- **THE REQUEST**: Report how many lines hold the word "After"; give nothing but the number.

(Some records)
--- Start ---

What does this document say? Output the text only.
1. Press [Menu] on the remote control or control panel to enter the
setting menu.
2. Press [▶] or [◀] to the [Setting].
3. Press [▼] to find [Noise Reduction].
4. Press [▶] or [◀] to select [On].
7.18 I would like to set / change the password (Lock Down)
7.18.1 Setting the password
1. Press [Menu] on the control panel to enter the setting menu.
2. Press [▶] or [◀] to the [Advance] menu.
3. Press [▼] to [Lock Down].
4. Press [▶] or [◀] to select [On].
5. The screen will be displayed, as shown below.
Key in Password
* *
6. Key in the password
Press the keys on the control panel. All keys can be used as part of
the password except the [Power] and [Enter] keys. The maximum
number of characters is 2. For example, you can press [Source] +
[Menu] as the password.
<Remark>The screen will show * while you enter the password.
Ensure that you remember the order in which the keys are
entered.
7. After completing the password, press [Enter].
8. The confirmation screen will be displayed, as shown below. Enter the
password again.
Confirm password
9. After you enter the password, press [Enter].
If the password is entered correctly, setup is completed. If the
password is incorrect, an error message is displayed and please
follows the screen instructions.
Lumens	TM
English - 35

--- End ---

- **RIGHT ANSWER**: 2